(Dataset rows)
********************
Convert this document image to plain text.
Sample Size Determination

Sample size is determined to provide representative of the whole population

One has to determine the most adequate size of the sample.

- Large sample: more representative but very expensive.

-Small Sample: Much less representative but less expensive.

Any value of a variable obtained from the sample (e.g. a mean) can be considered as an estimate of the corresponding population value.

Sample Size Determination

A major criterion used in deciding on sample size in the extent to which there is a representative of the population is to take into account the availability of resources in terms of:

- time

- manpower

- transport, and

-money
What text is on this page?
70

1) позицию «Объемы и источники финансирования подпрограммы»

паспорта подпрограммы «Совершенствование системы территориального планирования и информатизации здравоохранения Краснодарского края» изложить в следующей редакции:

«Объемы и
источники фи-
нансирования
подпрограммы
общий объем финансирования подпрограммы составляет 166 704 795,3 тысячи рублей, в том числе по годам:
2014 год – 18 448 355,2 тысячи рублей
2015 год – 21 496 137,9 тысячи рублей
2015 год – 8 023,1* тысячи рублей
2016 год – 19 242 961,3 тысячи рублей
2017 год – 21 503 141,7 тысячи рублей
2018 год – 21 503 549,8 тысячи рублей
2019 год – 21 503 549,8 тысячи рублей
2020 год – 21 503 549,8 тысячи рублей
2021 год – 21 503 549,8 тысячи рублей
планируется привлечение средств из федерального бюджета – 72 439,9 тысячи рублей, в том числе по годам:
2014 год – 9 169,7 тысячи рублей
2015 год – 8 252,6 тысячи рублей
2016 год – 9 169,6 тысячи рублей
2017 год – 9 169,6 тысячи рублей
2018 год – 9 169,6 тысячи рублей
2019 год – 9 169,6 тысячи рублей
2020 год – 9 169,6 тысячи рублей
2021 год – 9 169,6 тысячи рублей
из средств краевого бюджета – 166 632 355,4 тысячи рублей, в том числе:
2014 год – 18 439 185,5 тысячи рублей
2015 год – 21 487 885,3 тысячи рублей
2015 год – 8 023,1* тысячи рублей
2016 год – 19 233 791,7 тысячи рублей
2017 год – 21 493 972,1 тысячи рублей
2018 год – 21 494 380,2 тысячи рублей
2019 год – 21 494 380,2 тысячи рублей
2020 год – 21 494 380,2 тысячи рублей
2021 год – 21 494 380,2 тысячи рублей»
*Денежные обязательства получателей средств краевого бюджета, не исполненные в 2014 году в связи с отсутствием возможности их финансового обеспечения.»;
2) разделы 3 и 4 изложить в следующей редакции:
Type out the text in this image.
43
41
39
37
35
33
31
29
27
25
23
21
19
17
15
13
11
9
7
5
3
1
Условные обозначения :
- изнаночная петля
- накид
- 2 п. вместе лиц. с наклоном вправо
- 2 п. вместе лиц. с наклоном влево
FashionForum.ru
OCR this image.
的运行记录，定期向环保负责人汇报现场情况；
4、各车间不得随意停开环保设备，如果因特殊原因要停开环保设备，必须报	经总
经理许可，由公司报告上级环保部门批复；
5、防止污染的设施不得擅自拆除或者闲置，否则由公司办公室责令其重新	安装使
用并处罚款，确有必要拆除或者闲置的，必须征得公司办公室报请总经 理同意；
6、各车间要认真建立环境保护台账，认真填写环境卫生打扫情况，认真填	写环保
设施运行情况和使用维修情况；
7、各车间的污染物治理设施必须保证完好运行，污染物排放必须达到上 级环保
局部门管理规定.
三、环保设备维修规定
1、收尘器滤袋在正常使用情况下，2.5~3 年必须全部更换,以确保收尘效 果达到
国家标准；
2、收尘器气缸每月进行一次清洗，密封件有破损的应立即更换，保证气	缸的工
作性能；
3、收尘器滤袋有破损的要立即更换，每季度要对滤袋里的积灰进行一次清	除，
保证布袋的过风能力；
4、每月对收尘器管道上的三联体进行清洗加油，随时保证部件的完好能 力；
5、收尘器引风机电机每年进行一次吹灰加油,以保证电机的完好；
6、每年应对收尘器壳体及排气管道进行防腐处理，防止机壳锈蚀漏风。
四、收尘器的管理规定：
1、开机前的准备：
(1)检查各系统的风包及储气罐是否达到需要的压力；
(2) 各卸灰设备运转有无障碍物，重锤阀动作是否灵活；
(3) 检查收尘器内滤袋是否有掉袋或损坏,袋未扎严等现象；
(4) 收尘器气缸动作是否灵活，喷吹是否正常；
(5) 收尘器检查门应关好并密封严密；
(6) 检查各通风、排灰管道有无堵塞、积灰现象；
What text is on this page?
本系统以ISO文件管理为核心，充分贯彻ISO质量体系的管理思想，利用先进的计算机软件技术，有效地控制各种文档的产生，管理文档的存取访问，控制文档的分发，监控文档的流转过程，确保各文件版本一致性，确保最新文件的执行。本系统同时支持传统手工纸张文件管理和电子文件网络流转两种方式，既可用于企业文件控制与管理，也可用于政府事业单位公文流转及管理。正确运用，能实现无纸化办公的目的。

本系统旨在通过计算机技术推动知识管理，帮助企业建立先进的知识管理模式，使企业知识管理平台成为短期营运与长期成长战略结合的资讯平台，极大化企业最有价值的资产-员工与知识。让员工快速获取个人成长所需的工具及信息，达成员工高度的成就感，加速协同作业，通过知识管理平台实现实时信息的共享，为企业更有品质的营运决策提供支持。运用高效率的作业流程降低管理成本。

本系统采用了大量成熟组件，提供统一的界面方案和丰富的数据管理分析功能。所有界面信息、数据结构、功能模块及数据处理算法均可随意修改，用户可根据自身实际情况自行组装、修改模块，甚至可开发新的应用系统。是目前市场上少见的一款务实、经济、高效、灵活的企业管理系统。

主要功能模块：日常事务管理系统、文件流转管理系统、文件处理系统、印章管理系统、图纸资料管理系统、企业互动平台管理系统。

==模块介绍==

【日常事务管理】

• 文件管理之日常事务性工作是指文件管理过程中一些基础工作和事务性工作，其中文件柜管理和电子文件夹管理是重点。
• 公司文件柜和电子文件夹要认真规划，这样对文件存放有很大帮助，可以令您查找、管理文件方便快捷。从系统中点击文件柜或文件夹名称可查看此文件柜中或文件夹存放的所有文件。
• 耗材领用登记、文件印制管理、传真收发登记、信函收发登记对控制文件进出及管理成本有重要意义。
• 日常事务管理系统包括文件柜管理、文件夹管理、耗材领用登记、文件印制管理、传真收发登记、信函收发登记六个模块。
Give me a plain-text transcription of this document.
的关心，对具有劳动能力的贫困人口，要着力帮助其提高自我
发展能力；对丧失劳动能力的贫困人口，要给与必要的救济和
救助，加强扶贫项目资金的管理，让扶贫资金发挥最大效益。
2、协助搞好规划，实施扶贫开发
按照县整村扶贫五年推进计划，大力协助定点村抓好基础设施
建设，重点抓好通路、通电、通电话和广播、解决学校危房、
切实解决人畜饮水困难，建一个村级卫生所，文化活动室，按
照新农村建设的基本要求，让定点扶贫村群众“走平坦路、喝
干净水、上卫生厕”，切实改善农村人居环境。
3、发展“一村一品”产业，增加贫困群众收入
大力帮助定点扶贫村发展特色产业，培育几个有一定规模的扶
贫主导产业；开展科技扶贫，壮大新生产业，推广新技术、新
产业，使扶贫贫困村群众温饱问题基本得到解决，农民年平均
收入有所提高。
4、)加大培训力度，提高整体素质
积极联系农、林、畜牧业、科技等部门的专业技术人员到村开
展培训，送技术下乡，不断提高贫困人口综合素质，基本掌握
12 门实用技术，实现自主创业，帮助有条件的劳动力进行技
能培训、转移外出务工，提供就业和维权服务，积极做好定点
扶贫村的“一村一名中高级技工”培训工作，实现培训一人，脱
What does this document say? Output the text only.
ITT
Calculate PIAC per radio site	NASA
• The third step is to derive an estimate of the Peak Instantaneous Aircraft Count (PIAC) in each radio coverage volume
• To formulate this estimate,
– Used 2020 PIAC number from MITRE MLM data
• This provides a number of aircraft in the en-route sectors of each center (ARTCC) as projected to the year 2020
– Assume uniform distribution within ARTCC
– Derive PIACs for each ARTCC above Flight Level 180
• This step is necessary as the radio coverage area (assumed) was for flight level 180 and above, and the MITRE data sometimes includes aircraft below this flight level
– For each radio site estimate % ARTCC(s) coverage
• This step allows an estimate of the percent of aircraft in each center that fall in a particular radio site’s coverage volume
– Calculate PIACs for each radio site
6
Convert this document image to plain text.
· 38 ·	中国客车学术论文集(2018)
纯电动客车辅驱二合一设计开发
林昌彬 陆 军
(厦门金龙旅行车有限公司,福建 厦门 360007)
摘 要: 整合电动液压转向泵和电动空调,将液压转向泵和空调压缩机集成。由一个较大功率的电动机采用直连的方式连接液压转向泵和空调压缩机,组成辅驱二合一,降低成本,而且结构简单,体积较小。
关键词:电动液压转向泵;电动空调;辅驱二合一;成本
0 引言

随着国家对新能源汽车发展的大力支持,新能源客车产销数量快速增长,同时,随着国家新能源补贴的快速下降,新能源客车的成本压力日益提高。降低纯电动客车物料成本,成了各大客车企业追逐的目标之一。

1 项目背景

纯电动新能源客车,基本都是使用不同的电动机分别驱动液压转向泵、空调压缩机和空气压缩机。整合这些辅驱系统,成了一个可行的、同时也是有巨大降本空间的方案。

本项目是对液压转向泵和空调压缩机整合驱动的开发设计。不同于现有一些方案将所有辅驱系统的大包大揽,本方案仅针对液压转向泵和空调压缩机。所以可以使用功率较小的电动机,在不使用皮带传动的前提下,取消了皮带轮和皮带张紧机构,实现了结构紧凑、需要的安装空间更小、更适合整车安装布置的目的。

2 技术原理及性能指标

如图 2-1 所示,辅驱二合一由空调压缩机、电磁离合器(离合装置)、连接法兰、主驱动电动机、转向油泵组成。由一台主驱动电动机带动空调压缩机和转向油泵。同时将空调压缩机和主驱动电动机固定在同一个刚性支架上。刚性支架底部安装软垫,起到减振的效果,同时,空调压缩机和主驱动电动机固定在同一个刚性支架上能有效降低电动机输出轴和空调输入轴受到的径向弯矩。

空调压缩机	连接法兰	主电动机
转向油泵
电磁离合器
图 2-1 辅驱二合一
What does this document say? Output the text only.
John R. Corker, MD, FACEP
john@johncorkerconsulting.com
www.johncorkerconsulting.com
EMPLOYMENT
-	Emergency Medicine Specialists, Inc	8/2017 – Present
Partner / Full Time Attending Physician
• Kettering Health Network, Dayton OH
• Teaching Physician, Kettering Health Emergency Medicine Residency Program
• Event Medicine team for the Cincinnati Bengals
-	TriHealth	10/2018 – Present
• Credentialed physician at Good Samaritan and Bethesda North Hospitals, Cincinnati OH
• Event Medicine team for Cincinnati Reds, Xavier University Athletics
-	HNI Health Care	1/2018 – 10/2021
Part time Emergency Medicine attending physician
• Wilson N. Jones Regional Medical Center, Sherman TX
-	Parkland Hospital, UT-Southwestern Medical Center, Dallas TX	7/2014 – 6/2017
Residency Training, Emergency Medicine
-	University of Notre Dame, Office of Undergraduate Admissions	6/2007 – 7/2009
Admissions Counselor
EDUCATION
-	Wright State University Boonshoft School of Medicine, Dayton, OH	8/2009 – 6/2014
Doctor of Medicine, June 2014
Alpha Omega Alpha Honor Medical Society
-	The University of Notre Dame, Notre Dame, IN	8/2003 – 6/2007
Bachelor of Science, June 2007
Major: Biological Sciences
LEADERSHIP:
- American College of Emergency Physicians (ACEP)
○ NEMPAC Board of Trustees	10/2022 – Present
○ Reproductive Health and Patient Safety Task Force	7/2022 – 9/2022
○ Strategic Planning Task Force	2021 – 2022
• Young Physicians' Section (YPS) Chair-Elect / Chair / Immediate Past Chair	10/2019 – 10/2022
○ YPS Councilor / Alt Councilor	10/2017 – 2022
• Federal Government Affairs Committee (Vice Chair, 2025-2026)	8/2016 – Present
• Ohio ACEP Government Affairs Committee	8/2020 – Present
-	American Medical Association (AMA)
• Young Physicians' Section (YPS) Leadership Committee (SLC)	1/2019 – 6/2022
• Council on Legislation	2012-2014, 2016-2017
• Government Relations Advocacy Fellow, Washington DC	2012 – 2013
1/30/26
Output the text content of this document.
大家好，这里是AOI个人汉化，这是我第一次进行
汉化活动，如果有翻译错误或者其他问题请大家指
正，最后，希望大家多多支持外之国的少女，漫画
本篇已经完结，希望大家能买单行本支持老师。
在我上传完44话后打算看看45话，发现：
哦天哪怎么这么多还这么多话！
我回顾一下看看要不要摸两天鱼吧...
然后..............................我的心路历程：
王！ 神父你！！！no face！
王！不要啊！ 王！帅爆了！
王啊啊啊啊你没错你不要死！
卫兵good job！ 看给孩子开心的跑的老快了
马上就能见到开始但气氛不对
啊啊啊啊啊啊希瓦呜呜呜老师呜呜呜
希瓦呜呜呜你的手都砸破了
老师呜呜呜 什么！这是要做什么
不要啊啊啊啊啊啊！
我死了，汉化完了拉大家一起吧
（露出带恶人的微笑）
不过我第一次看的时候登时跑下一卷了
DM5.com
********************
• WORK TO COMPLETE: Give the number of lines in the entries above that include the string "Dayton". No other output is expected.

• SOLVED EXERCISE: 2